%%
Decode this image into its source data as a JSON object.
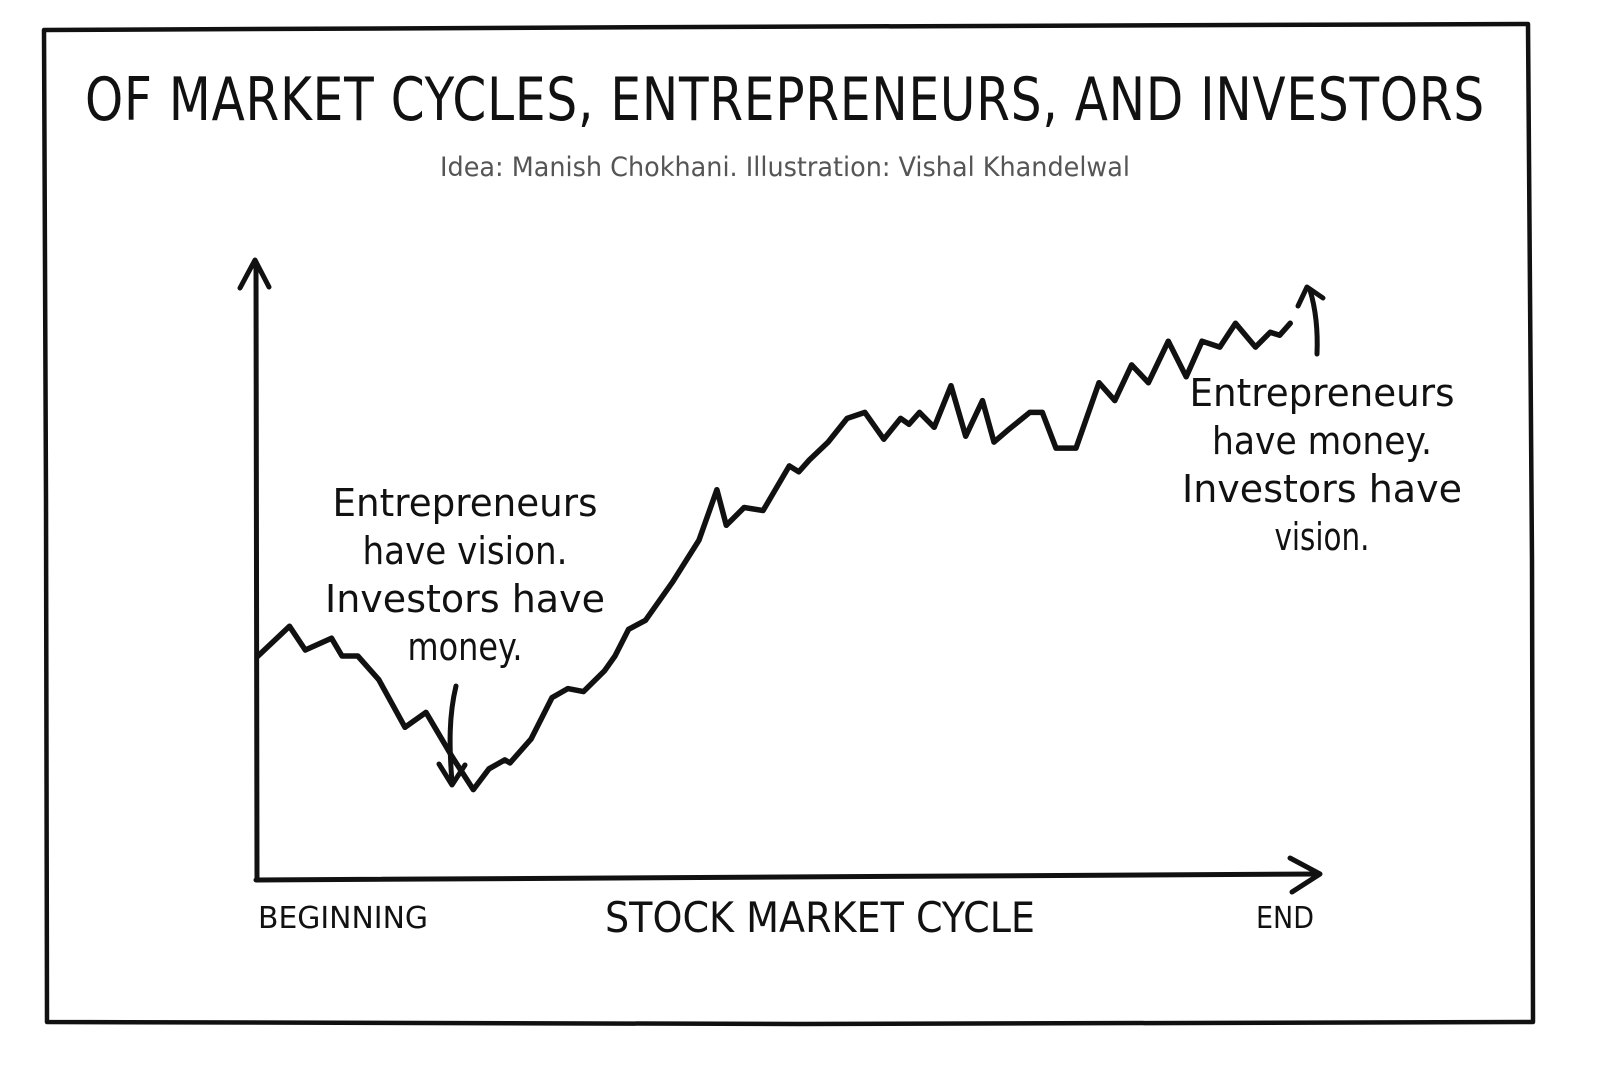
{
  "chart_data": {
    "type": "line",
    "title": "OF MARKET CYCLES, ENTREPRENEURS, AND INVESTORS",
    "subtitle": "Idea: Manish Chokhani. Illustration: Vishal Khandelwal",
    "xlabel": "STOCK MARKET CYCLE",
    "ylabel": "",
    "x_tick_labels": [
      "BEGINNING",
      "END"
    ],
    "grid": false,
    "xlim": [
      0,
      100
    ],
    "ylim": [
      0,
      100
    ],
    "series": [
      {
        "x": [
          0,
          3,
          4.5,
          7,
          8,
          9.5,
          11.5,
          14,
          16,
          17,
          18.5,
          20.5,
          22,
          23.5,
          24,
          26,
          28,
          29.5,
          31,
          33,
          34,
          35.3,
          36.9,
          39.5,
          42,
          43.7,
          44.6,
          46.3,
          48.1,
          50.6,
          51.5,
          52.5,
          54.3,
          56.1,
          57.8,
          59.6,
          61.2,
          62,
          63,
          64.4,
          66,
          67.4,
          69,
          70.1,
          71.4,
          73.5,
          74.7,
          76,
          77.9,
          80.1,
          81.6,
          83.2,
          84.8,
          86.7,
          88.4,
          89.9,
          91.6,
          93.1,
          95,
          96.4,
          97.3,
          98.3
        ],
        "y": [
          33,
          38,
          34,
          36,
          33,
          33,
          29,
          21,
          23.5,
          20.5,
          16,
          10.5,
          14,
          15.5,
          15,
          19,
          26,
          27.5,
          27,
          30.5,
          33,
          37.5,
          39,
          45.5,
          52.5,
          61,
          55,
          58,
          57.5,
          65,
          64,
          66,
          69,
          73,
          74,
          69.5,
          73,
          72,
          74,
          71.5,
          78.5,
          70,
          76,
          69,
          71,
          74,
          74,
          68,
          68,
          79,
          76,
          82,
          79,
          86,
          80,
          86,
          85,
          89,
          85,
          87.5,
          87,
          89
        ]
      }
    ],
    "annotations": [
      {
        "lines": [
          "Entrepreneurs",
          "have vision.",
          "Investors have",
          "money."
        ],
        "points_to_x": 18.5
      },
      {
        "lines": [
          "Entrepreneurs",
          "have money.",
          "Investors have",
          "vision."
        ],
        "points_to_x": 98.3
      }
    ]
  }
}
%%
What to produce: All of the entries above should be duplicated exactly, except for the pictures.

Output of the exercise:
Decode this image into its source data as a JSON object.
{
  "chart_data": {
    "type": "line",
    "title": "OF MARKET CYCLES, ENTREPRENEURS, AND INVESTORS",
    "subtitle": "Idea: Manish Chokhani. Illustration: Vishal Khandelwal",
    "xlabel": "STOCK MARKET CYCLE",
    "ylabel": "",
    "x_tick_labels": [
      "BEGINNING",
      "END"
    ],
    "grid": false,
    "xlim": [
      0,
      100
    ],
    "ylim": [
      0,
      100
    ],
    "series": [
      {
        "x": [
          0,
          3,
          4.5,
          7,
          8,
          9.5,
          11.5,
          14,
          16,
          17,
          18.5,
          20.5,
          22,
          23.5,
          24,
          26,
          28,
          29.5,
          31,
          33,
          34,
          35.3,
          36.9,
          39.5,
          42,
          43.7,
          44.6,
          46.3,
          48.1,
          50.6,
          51.5,
          52.5,
          54.3,
          56.1,
          57.8,
          59.6,
          61.2,
          62,
          63,
          64.4,
          66,
          67.4,
          69,
          70.1,
          71.4,
          73.5,
          74.7,
          76,
          77.9,
          80.1,
          81.6,
          83.2,
          84.8,
          86.7,
          88.4,
          89.9,
          91.6,
          93.1,
          95,
          96.4,
          97.3,
          98.3
        ],
        "y": [
          33,
          38,
          34,
          36,
          33,
          33,
          29,
          21,
          23.5,
          20.5,
          16,
          10.5,
          14,
          15.5,
          15,
          19,
          26,
          27.5,
          27,
          30.5,
          33,
          37.5,
          39,
          45.5,
          52.5,
          61,
          55,
          58,
          57.5,
          65,
          64,
          66,
          69,
          73,
          74,
          69.5,
          73,
          72,
          74,
          71.5,
          78.5,
          70,
          76,
          69,
          71,
          74,
          74,
          68,
          68,
          79,
          76,
          82,
          79,
          86,
          80,
          86,
          85,
          89,
          85,
          87.5,
          87,
          89
        ]
      }
    ],
    "annotations": [
      {
        "lines": [
          "Entrepreneurs",
          "have vision.",
          "Investors have",
          "money."
        ],
        "points_to_x": 18.5
      },
      {
        "lines": [
          "Entrepreneurs",
          "have money.",
          "Investors have",
          "vision."
        ],
        "points_to_x": 98.3
      }
    ]
  }
}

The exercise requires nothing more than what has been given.